**AIM OF THE TASK**
What is the count of lines in the listing below that hold the string "LiDAR"? Reply with that number alone.

(Figure record listings)
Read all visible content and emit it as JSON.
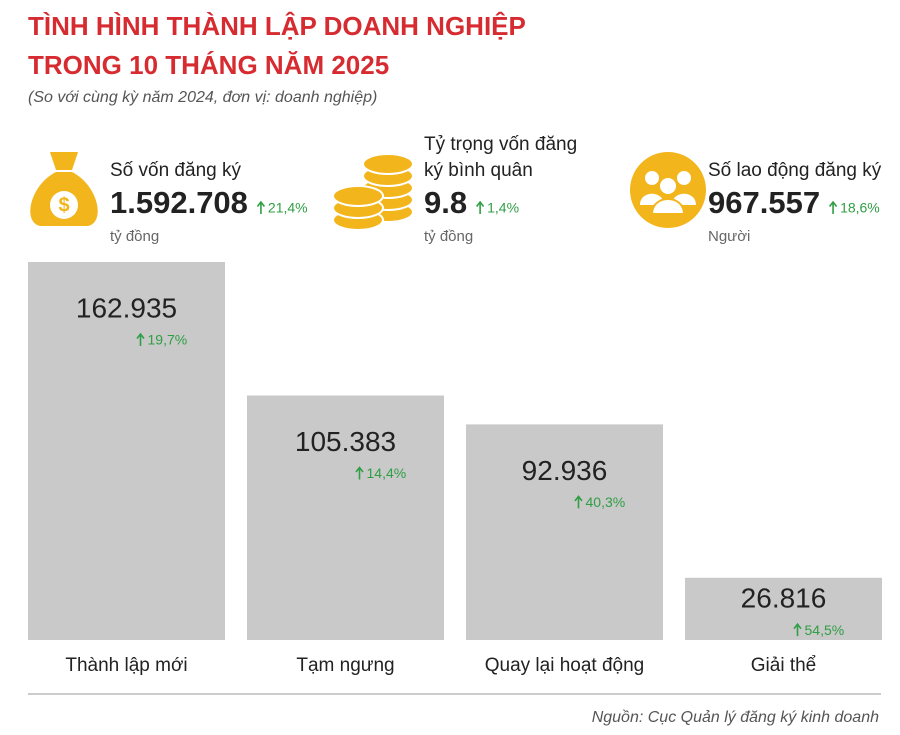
{
  "header": {
    "title_lines": [
      "TÌNH HÌNH THÀNH LẬP DOANH NGHIỆP",
      "TRONG 10 THÁNG NĂM 2025"
    ],
    "subtitle": "(So với cùng kỳ năm 2024, đơn vị: doanh nghiệp)"
  },
  "kpis": [
    {
      "label_lines": [
        "Số vốn đăng ký"
      ],
      "value": "1.592.708",
      "change": "21,4%",
      "unit": "tỷ đồng"
    },
    {
      "label_lines": [
        "Tỷ trọng vốn đăng",
        "ký bình quân"
      ],
      "value": "9.8",
      "change": "1,4%",
      "unit": "tỷ đồng"
    },
    {
      "label_lines": [
        "Số lao động đăng ký"
      ],
      "value": "967.557",
      "change": "18,6%",
      "unit": "Người"
    }
  ],
  "chart_data": {
    "type": "bar",
    "categories": [
      "Thành lập mới",
      "Tạm ngưng",
      "Quay lại hoạt động",
      "Giải thể"
    ],
    "values": [
      162935,
      105383,
      92936,
      26816
    ],
    "value_labels": [
      "162.935",
      "105.383",
      "92.936",
      "26.816"
    ],
    "change_labels": [
      "19,7%",
      "14,4%",
      "40,3%",
      "54,5%"
    ],
    "color": "#c9c9c9",
    "change_color": "#2f9e44"
  },
  "source": "Nguồn: Cục Quản lý đăng ký kinh doanh"
}
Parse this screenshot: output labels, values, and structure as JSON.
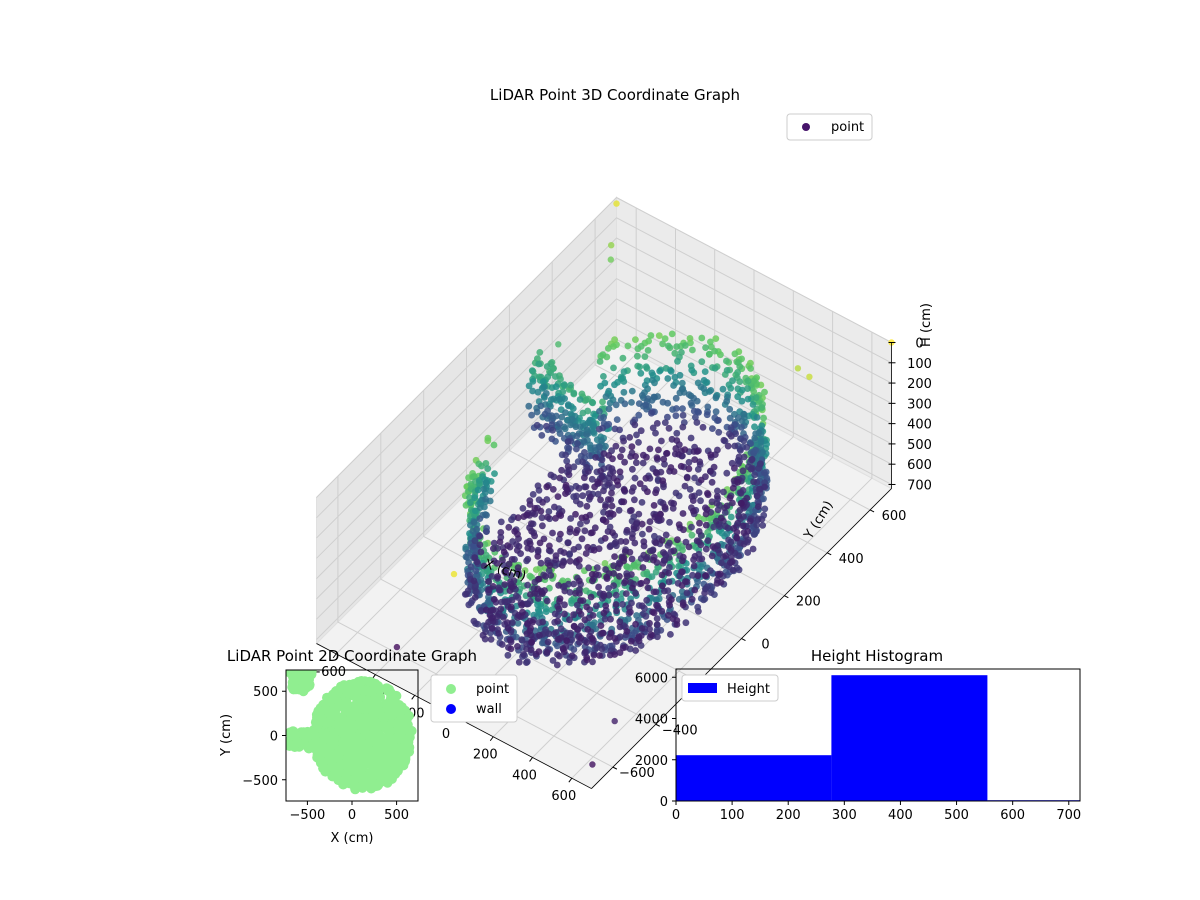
{
  "chart_data": [
    {
      "type": "scatter",
      "title": "LiDAR Point 3D Coordinate Graph",
      "xlabel": "X (cm)",
      "ylabel": "Y (cm)",
      "zlabel": "H (cm)",
      "xlim": [
        -700,
        700
      ],
      "ylim": [
        -700,
        700
      ],
      "zlim": [
        0,
        720
      ],
      "z_inverted": true,
      "x_ticks": [
        "−600",
        "−400",
        "−200",
        "0",
        "200",
        "400",
        "600"
      ],
      "x_tick_values": [
        -600,
        -400,
        -200,
        0,
        200,
        400,
        600
      ],
      "y_ticks": [
        "−600",
        "−400",
        "−200",
        "0",
        "200",
        "400",
        "600"
      ],
      "y_tick_values": [
        -600,
        -400,
        -200,
        0,
        200,
        400,
        600
      ],
      "z_ticks": [
        "0",
        "100",
        "200",
        "300",
        "400",
        "500",
        "600",
        "700"
      ],
      "z_tick_values": [
        0,
        100,
        200,
        300,
        400,
        500,
        600,
        700
      ],
      "legend": {
        "entries": [
          "point"
        ],
        "placement": "top-right"
      },
      "grid": true,
      "colormap": "viridis",
      "series": [
        {
          "name": "point",
          "description_points": "dense ring-shaped shell of points (radius ~500 cm) plus interior floor and scattered outliers",
          "points": [
            [
              -640,
              620,
              120
            ],
            [
              -620,
              600,
              160
            ],
            [
              -700,
              700,
              30
            ],
            [
              -560,
              300,
              230
            ],
            [
              0,
              -700,
              20
            ],
            [
              700,
              700,
              0
            ],
            [
              600,
              -500,
              650
            ],
            [
              650,
              -650,
              680
            ],
            [
              -400,
              -600,
              690
            ],
            [
              -100,
              -650,
              650
            ],
            [
              500,
              500,
              60
            ],
            [
              420,
              520,
              80
            ]
          ]
        }
      ]
    },
    {
      "type": "scatter",
      "title": "LiDAR Point 2D Coordinate Graph",
      "xlabel": "X (cm)",
      "ylabel": "Y (cm)",
      "xlim": [
        -740,
        740
      ],
      "ylim": [
        -740,
        740
      ],
      "x_ticks": [
        "−500",
        "0",
        "500"
      ],
      "x_tick_values": [
        -500,
        0,
        500
      ],
      "y_ticks": [
        "500",
        "0",
        "−500"
      ],
      "y_tick_values": [
        500,
        0,
        -500
      ],
      "legend": {
        "entries": [
          "point",
          "wall"
        ],
        "placement": "outside-right"
      },
      "series": [
        {
          "name": "point",
          "color": "#90ee90"
        },
        {
          "name": "wall",
          "color": "#0000ff"
        }
      ]
    },
    {
      "type": "bar",
      "title": "Height Histogram",
      "xlim": [
        0,
        720
      ],
      "ylim": [
        0,
        6400
      ],
      "x_ticks": [
        "0",
        "100",
        "200",
        "300",
        "400",
        "500",
        "600",
        "700"
      ],
      "x_tick_values": [
        0,
        100,
        200,
        300,
        400,
        500,
        600,
        700
      ],
      "y_ticks": [
        "0",
        "2000",
        "4000",
        "6000"
      ],
      "y_tick_values": [
        0,
        2000,
        4000,
        6000
      ],
      "legend": {
        "entries": [
          "Height"
        ],
        "placement": "top-left"
      },
      "series": [
        {
          "name": "Height",
          "color": "#0000ff",
          "bins": [
            [
              0,
              277
            ],
            [
              277,
              555
            ],
            [
              555,
              720
            ]
          ],
          "values": [
            2220,
            6100,
            40
          ]
        }
      ]
    }
  ]
}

**THE OUTPUT**
2